Your objective
Collect every line in the records below that contains the word "H₂O₂".

Saved data entries:
⟨

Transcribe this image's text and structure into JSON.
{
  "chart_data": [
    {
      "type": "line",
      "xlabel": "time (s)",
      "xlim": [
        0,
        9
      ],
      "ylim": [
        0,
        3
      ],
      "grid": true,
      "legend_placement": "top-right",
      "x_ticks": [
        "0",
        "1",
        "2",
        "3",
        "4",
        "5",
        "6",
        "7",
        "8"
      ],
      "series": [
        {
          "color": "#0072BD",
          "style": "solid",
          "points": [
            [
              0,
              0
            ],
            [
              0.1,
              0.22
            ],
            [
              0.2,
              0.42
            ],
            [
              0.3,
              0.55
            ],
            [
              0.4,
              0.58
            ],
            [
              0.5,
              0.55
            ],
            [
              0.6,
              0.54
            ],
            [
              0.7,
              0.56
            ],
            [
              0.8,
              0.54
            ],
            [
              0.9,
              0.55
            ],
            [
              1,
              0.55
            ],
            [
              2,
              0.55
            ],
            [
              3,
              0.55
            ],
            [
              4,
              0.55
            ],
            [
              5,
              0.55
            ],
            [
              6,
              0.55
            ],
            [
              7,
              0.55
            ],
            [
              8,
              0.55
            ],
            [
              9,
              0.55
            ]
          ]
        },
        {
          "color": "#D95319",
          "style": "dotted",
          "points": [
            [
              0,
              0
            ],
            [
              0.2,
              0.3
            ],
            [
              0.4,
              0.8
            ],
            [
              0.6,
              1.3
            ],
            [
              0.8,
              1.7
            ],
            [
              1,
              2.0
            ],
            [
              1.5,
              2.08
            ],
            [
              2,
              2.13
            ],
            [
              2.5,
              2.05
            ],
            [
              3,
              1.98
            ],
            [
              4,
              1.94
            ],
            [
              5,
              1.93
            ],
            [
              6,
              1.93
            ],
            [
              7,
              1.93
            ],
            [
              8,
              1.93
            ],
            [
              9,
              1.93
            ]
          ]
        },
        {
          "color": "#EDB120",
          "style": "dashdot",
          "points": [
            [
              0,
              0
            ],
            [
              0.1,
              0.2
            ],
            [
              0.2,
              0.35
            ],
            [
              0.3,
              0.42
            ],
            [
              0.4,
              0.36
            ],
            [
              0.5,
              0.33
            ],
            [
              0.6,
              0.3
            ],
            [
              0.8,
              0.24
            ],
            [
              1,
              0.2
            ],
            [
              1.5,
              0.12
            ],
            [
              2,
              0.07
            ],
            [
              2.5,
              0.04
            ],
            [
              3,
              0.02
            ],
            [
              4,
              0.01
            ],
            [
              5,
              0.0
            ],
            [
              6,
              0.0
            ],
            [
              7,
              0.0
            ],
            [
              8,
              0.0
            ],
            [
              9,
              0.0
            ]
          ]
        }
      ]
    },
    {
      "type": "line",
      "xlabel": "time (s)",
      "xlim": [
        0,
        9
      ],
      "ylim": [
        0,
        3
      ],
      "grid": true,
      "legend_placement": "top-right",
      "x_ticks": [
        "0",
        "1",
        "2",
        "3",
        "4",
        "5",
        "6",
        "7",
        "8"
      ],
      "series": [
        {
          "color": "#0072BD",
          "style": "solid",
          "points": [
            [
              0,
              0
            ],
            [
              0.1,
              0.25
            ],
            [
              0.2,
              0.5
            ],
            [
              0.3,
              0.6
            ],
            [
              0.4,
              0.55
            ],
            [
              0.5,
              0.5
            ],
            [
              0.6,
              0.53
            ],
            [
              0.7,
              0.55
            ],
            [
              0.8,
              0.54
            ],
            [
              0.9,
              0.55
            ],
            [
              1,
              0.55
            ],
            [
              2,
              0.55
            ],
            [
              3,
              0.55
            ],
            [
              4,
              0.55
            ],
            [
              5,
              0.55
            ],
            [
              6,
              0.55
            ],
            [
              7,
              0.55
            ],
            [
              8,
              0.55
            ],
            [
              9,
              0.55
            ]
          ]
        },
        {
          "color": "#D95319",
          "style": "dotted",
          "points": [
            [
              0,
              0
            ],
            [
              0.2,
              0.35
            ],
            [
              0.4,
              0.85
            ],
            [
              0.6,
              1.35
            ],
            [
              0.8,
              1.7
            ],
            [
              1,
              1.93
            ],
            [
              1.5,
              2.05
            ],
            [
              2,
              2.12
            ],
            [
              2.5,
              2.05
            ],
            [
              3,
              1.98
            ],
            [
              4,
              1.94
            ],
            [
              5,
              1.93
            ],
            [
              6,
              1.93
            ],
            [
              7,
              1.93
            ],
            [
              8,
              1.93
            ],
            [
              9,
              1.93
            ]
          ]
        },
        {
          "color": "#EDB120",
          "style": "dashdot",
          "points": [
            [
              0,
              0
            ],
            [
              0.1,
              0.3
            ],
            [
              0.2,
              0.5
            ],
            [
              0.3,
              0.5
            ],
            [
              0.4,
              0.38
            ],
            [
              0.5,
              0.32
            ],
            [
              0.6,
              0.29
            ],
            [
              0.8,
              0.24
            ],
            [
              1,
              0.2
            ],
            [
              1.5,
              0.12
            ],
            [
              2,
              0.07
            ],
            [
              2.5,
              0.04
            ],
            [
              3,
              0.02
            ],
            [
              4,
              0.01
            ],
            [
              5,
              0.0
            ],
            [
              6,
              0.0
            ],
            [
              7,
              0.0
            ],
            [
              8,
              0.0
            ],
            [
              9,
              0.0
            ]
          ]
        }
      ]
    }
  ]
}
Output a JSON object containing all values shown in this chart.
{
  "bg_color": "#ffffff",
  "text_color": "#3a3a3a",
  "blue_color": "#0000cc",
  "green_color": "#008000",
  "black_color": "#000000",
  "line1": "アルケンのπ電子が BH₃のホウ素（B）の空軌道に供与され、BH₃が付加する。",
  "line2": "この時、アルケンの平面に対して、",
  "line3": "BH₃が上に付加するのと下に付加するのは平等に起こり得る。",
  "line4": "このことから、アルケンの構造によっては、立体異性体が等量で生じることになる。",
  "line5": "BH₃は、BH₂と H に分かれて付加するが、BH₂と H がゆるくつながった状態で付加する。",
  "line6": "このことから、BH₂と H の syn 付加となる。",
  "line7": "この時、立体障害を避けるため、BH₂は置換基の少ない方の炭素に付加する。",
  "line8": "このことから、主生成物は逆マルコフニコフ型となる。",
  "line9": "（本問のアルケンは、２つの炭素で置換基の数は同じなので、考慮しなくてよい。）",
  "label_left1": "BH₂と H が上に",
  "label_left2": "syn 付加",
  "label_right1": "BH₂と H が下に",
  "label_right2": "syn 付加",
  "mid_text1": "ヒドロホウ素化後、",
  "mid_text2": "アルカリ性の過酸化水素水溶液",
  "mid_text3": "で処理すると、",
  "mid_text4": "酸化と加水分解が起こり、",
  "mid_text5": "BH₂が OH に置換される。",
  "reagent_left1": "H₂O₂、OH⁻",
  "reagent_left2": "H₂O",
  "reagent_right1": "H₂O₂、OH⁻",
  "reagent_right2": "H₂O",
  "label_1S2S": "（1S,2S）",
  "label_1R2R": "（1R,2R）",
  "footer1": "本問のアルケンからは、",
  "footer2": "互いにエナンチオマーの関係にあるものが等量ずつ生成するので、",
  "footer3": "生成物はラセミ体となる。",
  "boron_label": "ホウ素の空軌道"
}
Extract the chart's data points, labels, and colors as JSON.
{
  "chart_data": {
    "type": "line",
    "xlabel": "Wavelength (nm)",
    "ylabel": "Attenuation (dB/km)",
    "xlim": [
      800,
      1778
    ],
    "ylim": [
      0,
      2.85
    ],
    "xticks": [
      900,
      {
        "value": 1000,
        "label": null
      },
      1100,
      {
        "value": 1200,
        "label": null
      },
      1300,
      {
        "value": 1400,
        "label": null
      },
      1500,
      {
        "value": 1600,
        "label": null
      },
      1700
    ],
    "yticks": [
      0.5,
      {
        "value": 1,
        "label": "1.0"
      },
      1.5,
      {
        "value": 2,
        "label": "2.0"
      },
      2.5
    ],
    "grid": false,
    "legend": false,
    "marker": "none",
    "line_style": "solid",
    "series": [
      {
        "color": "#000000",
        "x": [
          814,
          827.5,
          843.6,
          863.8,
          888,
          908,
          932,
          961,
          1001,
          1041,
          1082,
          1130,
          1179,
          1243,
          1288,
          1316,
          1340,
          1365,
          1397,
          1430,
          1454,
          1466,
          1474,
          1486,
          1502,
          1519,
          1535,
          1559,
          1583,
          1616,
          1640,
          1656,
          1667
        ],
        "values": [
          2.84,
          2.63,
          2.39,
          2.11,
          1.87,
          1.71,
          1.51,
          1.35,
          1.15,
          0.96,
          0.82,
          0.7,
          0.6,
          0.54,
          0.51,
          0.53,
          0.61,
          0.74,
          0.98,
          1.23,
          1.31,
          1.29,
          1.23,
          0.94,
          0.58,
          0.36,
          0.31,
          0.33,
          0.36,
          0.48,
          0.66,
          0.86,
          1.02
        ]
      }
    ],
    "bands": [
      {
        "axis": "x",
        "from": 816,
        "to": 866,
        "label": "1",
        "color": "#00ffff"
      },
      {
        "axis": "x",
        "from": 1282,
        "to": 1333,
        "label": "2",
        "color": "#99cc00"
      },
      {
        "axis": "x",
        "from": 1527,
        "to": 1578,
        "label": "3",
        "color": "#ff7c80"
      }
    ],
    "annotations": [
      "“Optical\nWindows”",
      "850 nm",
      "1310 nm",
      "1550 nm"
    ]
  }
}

⟩

Solution to the exercise
  "reagent_left1": "H₂O₂、OH⁻",
  "reagent_right1": "H₂O₂、OH⁻",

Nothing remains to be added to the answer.